Challenge →
Find the string "JSON" in the data, then copy every line where it is found.

Raw data start

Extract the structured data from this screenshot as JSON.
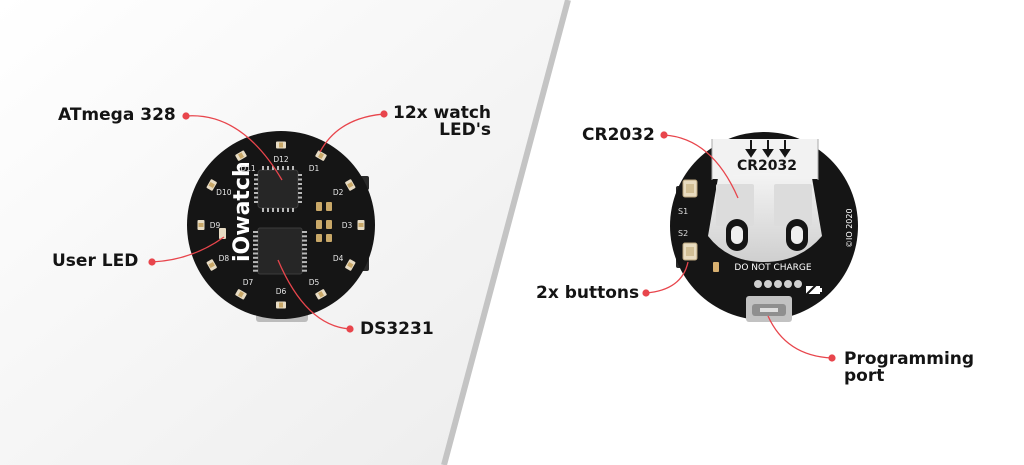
{
  "front": {
    "board_brand": "iOwatch",
    "led_labels": [
      "D1",
      "D2",
      "D3",
      "D4",
      "D5",
      "D6",
      "D7",
      "D8",
      "D9",
      "D10",
      "D11",
      "D12"
    ],
    "callouts": {
      "atmega": "ATmega 328",
      "watch_leds_line1": "12x watch",
      "watch_leds_line2": "LED's",
      "user_led": "User LED",
      "rtc": "DS3231"
    }
  },
  "back": {
    "battery_label": "CR2032",
    "warning": "DO NOT CHARGE",
    "copyright": "©IO 2020",
    "switch_labels": [
      "S1",
      "S2"
    ],
    "callouts": {
      "battery": "CR2032",
      "buttons": "2x buttons",
      "port_line1": "Programming",
      "port_line2": "port"
    }
  },
  "colors": {
    "pcb": "#151515",
    "callout_dot": "#e8454c",
    "divider": "#c4c4c4",
    "left_bg": "#f2f2f2"
  }
}
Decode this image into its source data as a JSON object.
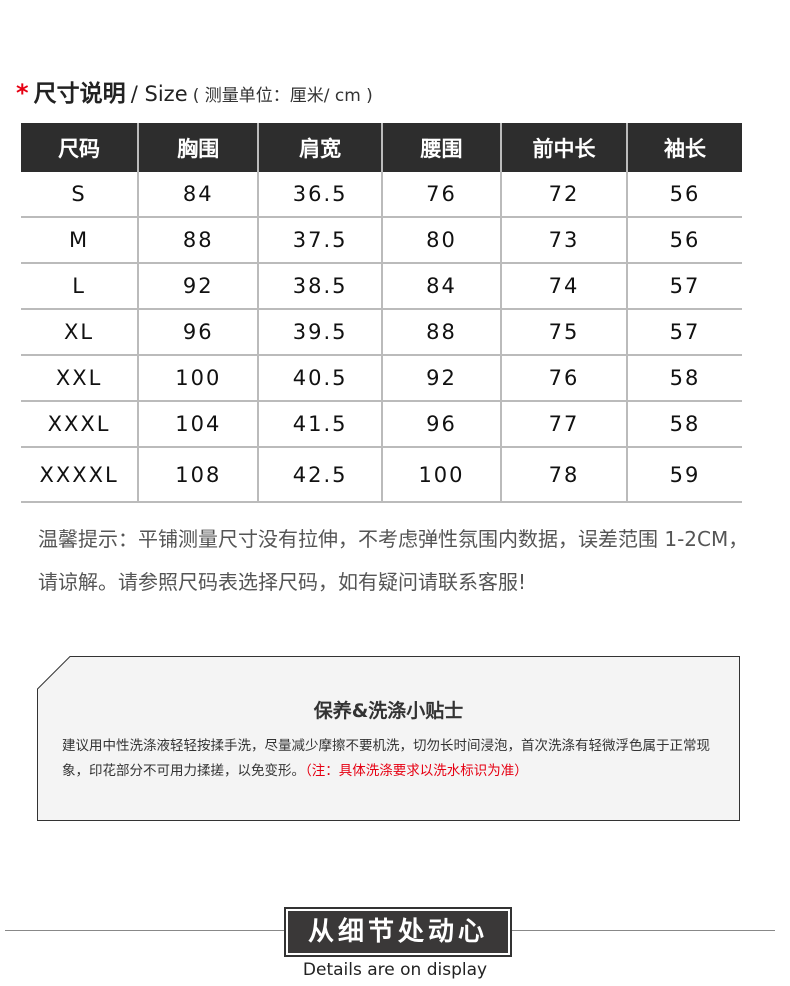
{
  "header": {
    "star": "*",
    "title_cn": "尺寸说明",
    "title_en": "/ Size",
    "unit": "( 测量单位：厘米/ cm )"
  },
  "table": {
    "columns": [
      "尺码",
      "胸围",
      "肩宽",
      "腰围",
      "前中长",
      "袖长"
    ],
    "rows": [
      [
        "S",
        "84",
        "36.5",
        "76",
        "72",
        "56"
      ],
      [
        "M",
        "88",
        "37.5",
        "80",
        "73",
        "56"
      ],
      [
        "L",
        "92",
        "38.5",
        "84",
        "74",
        "57"
      ],
      [
        "XL",
        "96",
        "39.5",
        "88",
        "75",
        "57"
      ],
      [
        "XXL",
        "100",
        "40.5",
        "92",
        "76",
        "58"
      ],
      [
        "XXXL",
        "104",
        "41.5",
        "96",
        "77",
        "58"
      ],
      [
        "XXXXL",
        "108",
        "42.5",
        "100",
        "78",
        "59"
      ]
    ]
  },
  "note": "温馨提示：平铺测量尺寸没有拉伸，不考虑弹性氛围内数据，误差范围 1-2CM，请谅解。请参照尺码表选择尺码，如有疑问请联系客服!",
  "care": {
    "title": "保养&洗涤小贴士",
    "body": "建议用中性洗涤液轻轻按揉手洗，尽量减少摩擦不要机洗，切勿长时间浸泡，首次洗涤有轻微浮色属于正常现象，印花部分不可用力揉搓，以免变形。",
    "note": "（注：具体洗涤要求以洗水标识为准）",
    "note_color": "#e60012"
  },
  "footer": {
    "badge": "从细节处动心",
    "subtitle": "Details are on display"
  }
}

Raw data end

Result of this exercise →
Extract the structured data from this screenshot as JSON.
Decode this image into its source data as a JSON object.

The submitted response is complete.